Task input:
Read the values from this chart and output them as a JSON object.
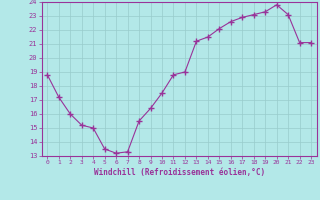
{
  "x": [
    0,
    1,
    2,
    3,
    4,
    5,
    6,
    7,
    8,
    9,
    10,
    11,
    12,
    13,
    14,
    15,
    16,
    17,
    18,
    19,
    20,
    21,
    22,
    23
  ],
  "y": [
    18.8,
    17.2,
    16.0,
    15.2,
    15.0,
    13.5,
    13.2,
    13.3,
    15.5,
    16.4,
    17.5,
    18.8,
    19.0,
    21.2,
    21.5,
    22.1,
    22.6,
    22.9,
    23.1,
    23.3,
    23.8,
    23.1,
    21.1,
    21.1
  ],
  "line_color": "#993399",
  "marker": "+",
  "marker_size": 4,
  "bg_color": "#b3e8e8",
  "grid_color": "#99cccc",
  "ylim": [
    13,
    24
  ],
  "yticks": [
    13,
    14,
    15,
    16,
    17,
    18,
    19,
    20,
    21,
    22,
    23,
    24
  ],
  "xlabel": "Windchill (Refroidissement éolien,°C)",
  "xlabel_color": "#993399",
  "tick_color": "#993399",
  "axis_color": "#993399",
  "spine_color": "#993399"
}
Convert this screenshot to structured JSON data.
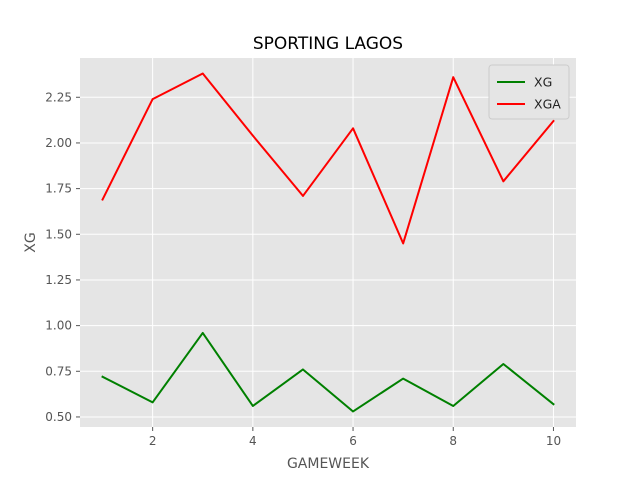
{
  "chart_data": {
    "type": "line",
    "title": "SPORTING LAGOS",
    "xlabel": "GAMEWEEK",
    "ylabel": "XG",
    "x": [
      1,
      2,
      3,
      4,
      5,
      6,
      7,
      8,
      9,
      10
    ],
    "xlim": [
      0.55,
      10.45
    ],
    "ylim": [
      0.445,
      2.465
    ],
    "xticks": [
      2,
      4,
      6,
      8,
      10
    ],
    "yticks": [
      0.5,
      0.75,
      1.0,
      1.25,
      1.5,
      1.75,
      2.0,
      2.25
    ],
    "ytick_labels": [
      "0.50",
      "0.75",
      "1.00",
      "1.25",
      "1.50",
      "1.75",
      "2.00",
      "2.25"
    ],
    "grid": true,
    "legend_position": "top-right",
    "series": [
      {
        "name": "XG",
        "color": "#008000",
        "values": [
          0.72,
          0.58,
          0.96,
          0.56,
          0.76,
          0.53,
          0.71,
          0.56,
          0.79,
          0.57
        ]
      },
      {
        "name": "XGA",
        "color": "#ff0000",
        "values": [
          1.69,
          2.24,
          2.38,
          2.04,
          1.71,
          2.08,
          1.45,
          2.36,
          1.79,
          2.12
        ]
      }
    ]
  }
}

Set problem: The required output is the lines from the one containing "Convert this screenshot" through the end of the records above, reproduced exactly, with no pictures.

Answer for the task:
Convert this screenshot to structured JSON data.
{
  "chart_data": {
    "type": "line",
    "title": "SPORTING LAGOS",
    "xlabel": "GAMEWEEK",
    "ylabel": "XG",
    "x": [
      1,
      2,
      3,
      4,
      5,
      6,
      7,
      8,
      9,
      10
    ],
    "xlim": [
      0.55,
      10.45
    ],
    "ylim": [
      0.445,
      2.465
    ],
    "xticks": [
      2,
      4,
      6,
      8,
      10
    ],
    "yticks": [
      0.5,
      0.75,
      1.0,
      1.25,
      1.5,
      1.75,
      2.0,
      2.25
    ],
    "ytick_labels": [
      "0.50",
      "0.75",
      "1.00",
      "1.25",
      "1.50",
      "1.75",
      "2.00",
      "2.25"
    ],
    "grid": true,
    "legend_position": "top-right",
    "series": [
      {
        "name": "XG",
        "color": "#008000",
        "values": [
          0.72,
          0.58,
          0.96,
          0.56,
          0.76,
          0.53,
          0.71,
          0.56,
          0.79,
          0.57
        ]
      },
      {
        "name": "XGA",
        "color": "#ff0000",
        "values": [
          1.69,
          2.24,
          2.38,
          2.04,
          1.71,
          2.08,
          1.45,
          2.36,
          1.79,
          2.12
        ]
      }
    ]
  }
}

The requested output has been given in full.